Exercise prompt:
The exercise asks you to copy every line below in which "mínimos" appears.
_ _ _ _ _
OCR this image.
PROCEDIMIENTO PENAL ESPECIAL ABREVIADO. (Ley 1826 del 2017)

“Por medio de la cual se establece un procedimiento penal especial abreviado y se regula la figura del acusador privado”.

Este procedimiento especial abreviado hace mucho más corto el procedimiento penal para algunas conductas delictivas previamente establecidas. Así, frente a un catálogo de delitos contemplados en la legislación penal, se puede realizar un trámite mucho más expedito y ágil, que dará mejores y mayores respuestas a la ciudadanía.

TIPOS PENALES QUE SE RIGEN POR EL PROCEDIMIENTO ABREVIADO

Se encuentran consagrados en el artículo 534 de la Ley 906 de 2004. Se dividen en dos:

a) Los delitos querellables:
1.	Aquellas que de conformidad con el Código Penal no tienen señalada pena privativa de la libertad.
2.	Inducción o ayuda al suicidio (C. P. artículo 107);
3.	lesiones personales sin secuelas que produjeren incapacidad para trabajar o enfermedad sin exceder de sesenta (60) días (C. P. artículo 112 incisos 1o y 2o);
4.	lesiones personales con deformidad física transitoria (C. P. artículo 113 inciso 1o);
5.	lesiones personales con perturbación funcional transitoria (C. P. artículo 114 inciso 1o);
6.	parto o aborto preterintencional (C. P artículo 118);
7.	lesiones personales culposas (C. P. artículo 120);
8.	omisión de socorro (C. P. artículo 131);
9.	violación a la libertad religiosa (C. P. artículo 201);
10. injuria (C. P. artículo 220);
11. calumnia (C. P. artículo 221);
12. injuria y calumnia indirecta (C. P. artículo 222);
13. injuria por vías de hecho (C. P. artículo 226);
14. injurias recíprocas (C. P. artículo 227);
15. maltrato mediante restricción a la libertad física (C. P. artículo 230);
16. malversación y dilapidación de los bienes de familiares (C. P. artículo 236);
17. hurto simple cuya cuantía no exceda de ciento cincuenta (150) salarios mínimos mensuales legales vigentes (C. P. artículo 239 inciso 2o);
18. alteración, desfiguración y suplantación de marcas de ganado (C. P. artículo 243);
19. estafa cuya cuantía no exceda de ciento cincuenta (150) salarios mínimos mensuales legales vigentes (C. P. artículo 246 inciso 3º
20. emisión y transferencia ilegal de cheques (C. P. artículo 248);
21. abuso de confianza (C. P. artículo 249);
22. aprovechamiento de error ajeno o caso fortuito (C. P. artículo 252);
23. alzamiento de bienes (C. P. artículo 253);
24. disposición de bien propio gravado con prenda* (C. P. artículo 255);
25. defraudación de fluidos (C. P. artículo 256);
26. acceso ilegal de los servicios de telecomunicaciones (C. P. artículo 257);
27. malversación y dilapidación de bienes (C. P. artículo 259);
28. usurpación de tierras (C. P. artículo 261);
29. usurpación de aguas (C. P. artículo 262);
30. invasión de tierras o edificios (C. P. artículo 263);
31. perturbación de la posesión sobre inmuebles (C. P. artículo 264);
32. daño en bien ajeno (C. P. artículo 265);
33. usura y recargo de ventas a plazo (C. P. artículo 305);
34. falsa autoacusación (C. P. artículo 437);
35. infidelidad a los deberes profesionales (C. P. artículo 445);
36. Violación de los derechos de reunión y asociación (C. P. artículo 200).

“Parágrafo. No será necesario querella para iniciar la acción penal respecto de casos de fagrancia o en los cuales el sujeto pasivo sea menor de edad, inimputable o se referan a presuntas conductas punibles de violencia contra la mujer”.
_ _ _ _ _
Output for this task:
17. hurto simple cuya cuantía no exceda de ciento cincuenta (150) salarios mínimos mensuales legales vigentes (C. P. artículo 239 inciso 2o);
19. estafa cuya cuantía no exceda de ciento cincuenta (150) salarios mínimos mensuales legales vigentes (C. P. artículo 246 inciso 3º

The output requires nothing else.